[Stored entries]

--------------------------------------------------

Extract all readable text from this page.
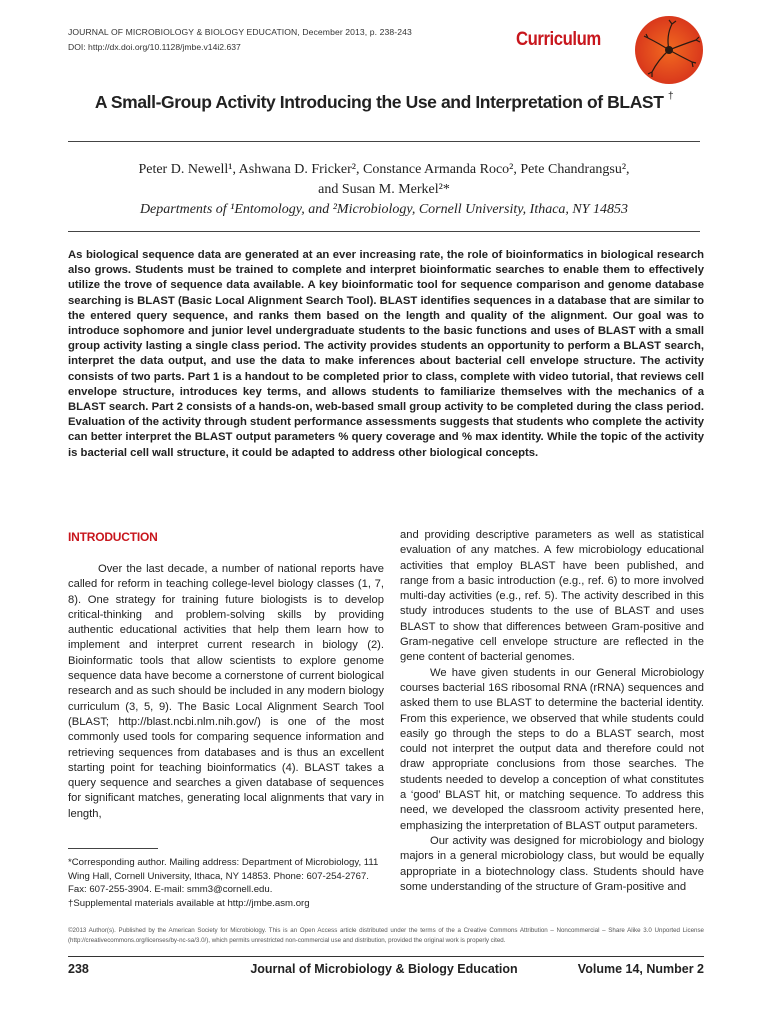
JOURNAL OF MICROBIOLOGY & BIOLOGY EDUCATION, December 2013, p. 238-243
DOI: http://dx.doi.org/10.1128/jmbe.v14i2.637	Curriculum
A Small-Group Activity Introducing the Use and Interpretation of BLAST †
Peter D. Newell¹, Ashwana D. Fricker², Constance Armanda Roco², Pete Chandrangsu²,
and Susan M. Merkel²*
Departments of ¹Entomology, and ²Microbiology, Cornell University, Ithaca, NY 14853
As biological sequence data are generated at an ever increasing rate, the role of bioinformatics in biological research also grows. Students must be trained to complete and interpret bioinformatic searches to enable them to effectively utilize the trove of sequence data available. A key bioinformatic tool for sequence comparison and genome database searching is BLAST (Basic Local Alignment Search Tool). BLAST identifies sequences in a database that are similar to the entered query sequence, and ranks them based on the length and quality of the alignment. Our goal was to introduce sophomore and junior level undergraduate students to the basic functions and uses of BLAST with a small group activity lasting a single class period. The activity provides students an opportunity to perform a BLAST search, interpret the data output, and use the data to make inferences about bacterial cell envelope structure. The activity consists of two parts. Part 1 is a handout to be completed prior to class, complete with video tutorial, that reviews cell envelope structure, introduces key terms, and allows students to familiarize themselves with the mechanics of a BLAST search. Part 2 consists of a hands-on, web-based small group activity to be completed during the class period. Evaluation of the activity through student performance assessments suggests that students who complete the activity can better interpret the BLAST output parameters % query coverage and % max identity. While the topic of the activity is bacterial cell wall structure, it could be adapted to address other biological concepts.
INTRODUCTION

Over the last decade, a number of national reports have called for reform in teaching college-level biology classes (1, 7, 8). One strategy for training future biologists is to develop critical-thinking and problem-solving skills by providing authentic educational activities that help them learn how to implement and interpret current research in biology (2). Bioinformatic tools that allow scientists to explore genome sequence data have become a cornerstone of current biological research and as such should be included in any modern biology curriculum (3, 5, 9). The Basic Local Alignment Search Tool (BLAST; http://blast.ncbi.nlm.nih.gov/) is one of the most commonly used tools for comparing sequence information and retrieving sequences from databases and is thus an excellent starting point for teaching bioinformatics (4). BLAST takes a query sequence and searches a given database of sequences for significant matches, generating local alignments that vary in length,

and providing descriptive parameters as well as statistical evaluation of any matches. A few microbiology educational activities that employ BLAST have been published, and range from a basic introduction (e.g., ref. 6) to more involved multi-day activities (e.g., ref. 5). The activity described in this study introduces students to the use of BLAST and uses BLAST to show that differences between Gram-positive and Gram-negative cell envelope structure are reflected in the gene content of bacterial genomes.

We have given students in our General Microbiology courses bacterial 16S ribosomal RNA (rRNA) sequences and asked them to use BLAST to determine the bacterial identity. From this experience, we observed that while students could easily go through the steps to do a BLAST search, most could not interpret the output data and therefore could not draw appropriate conclusions from those searches. The students needed to develop a conception of what constitutes a ‘good’ BLAST hit, or matching sequence. To address this need, we developed the classroom activity presented here, emphasizing the interpretation of BLAST output parameters.

Our activity was designed for microbiology and biology majors in a general microbiology class, but would be equally appropriate in a biotechnology class. Students should have some understanding of the structure of Gram-positive and

*Corresponding author. Mailing address: Department of Microbiology, 111 Wing Hall, Cornell University, Ithaca, NY 14853. Phone: 607-254-2767. Fax: 607-255-3904. E-mail: smm3@cornell.edu.
†Supplemental materials available at http://jmbe.asm.org
©2013 Author(s). Published by the American Society for Microbiology. This is an Open Access article distributed under the terms of the a Creative Commons Attribution – Noncommercial – Share Alike 3.0 Unported License (http://creativecommons.org/licenses/by-nc-sa/3.0/), which permits unrestricted non-commercial use and distribution, provided the original work is properly cited.
238	Journal of Microbiology & Biology Education	Volume 14, Number 2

--------------------------------------------------

▶ _Work to be completed_: Look through the entries and work out how many lines have the word "positive" in them; reply with that number only.

▶ _Answer box_: 2